#### The exercise:
Write out the whole of the material exactly.

## begin

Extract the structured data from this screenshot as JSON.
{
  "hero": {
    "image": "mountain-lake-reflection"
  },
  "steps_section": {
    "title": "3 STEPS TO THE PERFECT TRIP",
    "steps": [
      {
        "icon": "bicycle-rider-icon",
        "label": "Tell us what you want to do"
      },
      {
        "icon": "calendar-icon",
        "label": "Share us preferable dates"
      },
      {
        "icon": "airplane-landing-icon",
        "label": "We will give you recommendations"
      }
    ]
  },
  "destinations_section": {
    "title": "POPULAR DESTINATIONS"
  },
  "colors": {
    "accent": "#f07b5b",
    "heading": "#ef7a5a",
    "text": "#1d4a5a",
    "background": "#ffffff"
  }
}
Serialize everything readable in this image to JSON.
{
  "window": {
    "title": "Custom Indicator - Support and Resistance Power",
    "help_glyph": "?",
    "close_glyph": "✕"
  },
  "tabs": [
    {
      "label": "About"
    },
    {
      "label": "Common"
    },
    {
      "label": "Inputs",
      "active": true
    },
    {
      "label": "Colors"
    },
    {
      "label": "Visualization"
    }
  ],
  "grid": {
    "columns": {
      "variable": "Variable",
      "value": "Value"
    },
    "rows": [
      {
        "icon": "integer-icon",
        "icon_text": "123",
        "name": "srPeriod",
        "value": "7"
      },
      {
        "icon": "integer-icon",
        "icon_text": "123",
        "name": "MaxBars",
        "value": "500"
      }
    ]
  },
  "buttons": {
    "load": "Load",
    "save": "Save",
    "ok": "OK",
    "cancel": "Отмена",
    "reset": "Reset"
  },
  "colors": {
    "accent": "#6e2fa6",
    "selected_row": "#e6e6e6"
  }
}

## end

#### Full solution:
Extract the structured data from this screenshot as JSON.
{
  "hero": {
    "image": "mountain-lake-reflection"
  },
  "steps_section": {
    "title": "3 STEPS TO THE PERFECT TRIP",
    "steps": [
      {
        "icon": "bicycle-rider-icon",
        "label": "Tell us what you want to do"
      },
      {
        "icon": "calendar-icon",
        "label": "Share us preferable dates"
      },
      {
        "icon": "airplane-landing-icon",
        "label": "We will give you recommendations"
      }
    ]
  },
  "destinations_section": {
    "title": "POPULAR DESTINATIONS"
  },
  "colors": {
    "accent": "#f07b5b",
    "heading": "#ef7a5a",
    "text": "#1d4a5a",
    "background": "#ffffff"
  }
}
Serialize everything readable in this image to JSON.
{
  "window": {
    "title": "Custom Indicator - Support and Resistance Power",
    "help_glyph": "?",
    "close_glyph": "✕"
  },
  "tabs": [
    {
      "label": "About"
    },
    {
      "label": "Common"
    },
    {
      "label": "Inputs",
      "active": true
    },
    {
      "label": "Colors"
    },
    {
      "label": "Visualization"
    }
  ],
  "grid": {
    "columns": {
      "variable": "Variable",
      "value": "Value"
    },
    "rows": [
      {
        "icon": "integer-icon",
        "icon_text": "123",
        "name": "srPeriod",
        "value": "7"
      },
      {
        "icon": "integer-icon",
        "icon_text": "123",
        "name": "MaxBars",
        "value": "500"
      }
    ]
  },
  "buttons": {
    "load": "Load",
    "save": "Save",
    "ok": "OK",
    "cancel": "Отмена",
    "reset": "Reset"
  },
  "colors": {
    "accent": "#6e2fa6",
    "selected_row": "#e6e6e6"
  }
}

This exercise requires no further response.